** START **

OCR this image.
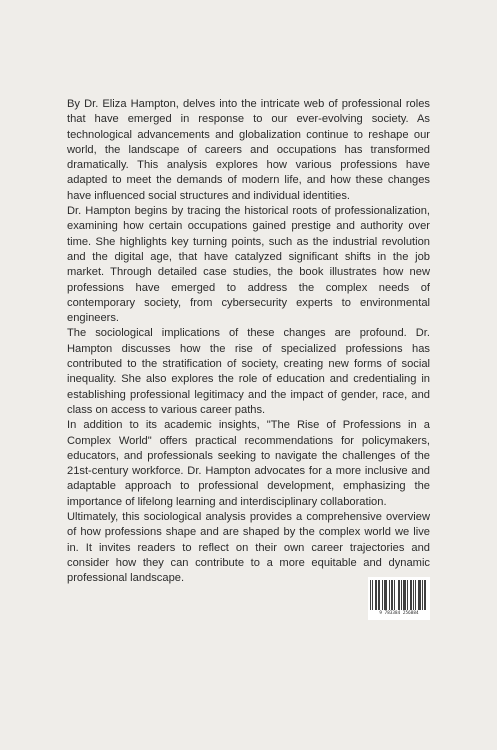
By Dr. Eliza Hampton, delves into the intricate web of professional roles that have emerged in response to our ever-evolving society. As technological advancements and globalization continue to reshape our world, the landscape of careers and occupations has transformed dramatically. This analysis explores how various professions have adapted to meet the demands of modern life, and how these changes have influenced social structures and individual identities.

Dr. Hampton begins by tracing the historical roots of professionalization, examining how certain occupations gained prestige and authority over time. She highlights key turning points, such as the industrial revolution and the digital age, that have catalyzed significant shifts in the job market. Through detailed case studies, the book illustrates how new professions have emerged to address the complex needs of contemporary society, from cybersecurity experts to environmental engineers.

The sociological implications of these changes are profound. Dr. Hampton discusses how the rise of specialized professions has contributed to the stratification of society, creating new forms of social inequality. She also explores the role of education and credentialing in establishing professional legitimacy and the impact of gender, race, and class on access to various career paths.

In addition to its academic insights, "The Rise of Professions in a Complex World" offers practical recommendations for policymakers, educators, and professionals seeking to navigate the challenges of the 21st-century workforce. Dr. Hampton advocates for a more inclusive and adaptable approach to professional development, emphasizing the importance of lifelong learning and interdisciplinary collaboration.

Ultimately, this sociological analysis provides a comprehensive overview of how professions shape and are shaped by the complex world we live in. It invites readers to reflect on their own career trajectories and consider how they can contribute to a more equitable and dynamic professional landscape.

9 783384 256884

** END **

§ PROBLEM TO WORK ON
Your task is an exact transcription of all the data, minus the pictures.

§ ANSWER BELOW
OCR this image.
By Dr. Eliza Hampton, delves into the intricate web of professional roles that have emerged in response to our ever-evolving society. As technological advancements and globalization continue to reshape our world, the landscape of careers and occupations has transformed dramatically. This analysis explores how various professions have adapted to meet the demands of modern life, and how these changes have influenced social structures and individual identities.

Dr. Hampton begins by tracing the historical roots of professionalization, examining how certain occupations gained prestige and authority over time. She highlights key turning points, such as the industrial revolution and the digital age, that have catalyzed significant shifts in the job market. Through detailed case studies, the book illustrates how new professions have emerged to address the complex needs of contemporary society, from cybersecurity experts to environmental engineers.

The sociological implications of these changes are profound. Dr. Hampton discusses how the rise of specialized professions has contributed to the stratification of society, creating new forms of social inequality. She also explores the role of education and credentialing in establishing professional legitimacy and the impact of gender, race, and class on access to various career paths.

In addition to its academic insights, "The Rise of Professions in a Complex World" offers practical recommendations for policymakers, educators, and professionals seeking to navigate the challenges of the 21st-century workforce. Dr. Hampton advocates for a more inclusive and adaptable approach to professional development, emphasizing the importance of lifelong learning and interdisciplinary collaboration.

Ultimately, this sociological analysis provides a comprehensive overview of how professions shape and are shaped by the complex world we live in. It invites readers to reflect on their own career trajectories and consider how they can contribute to a more equitable and dynamic professional landscape.

9 783384 256884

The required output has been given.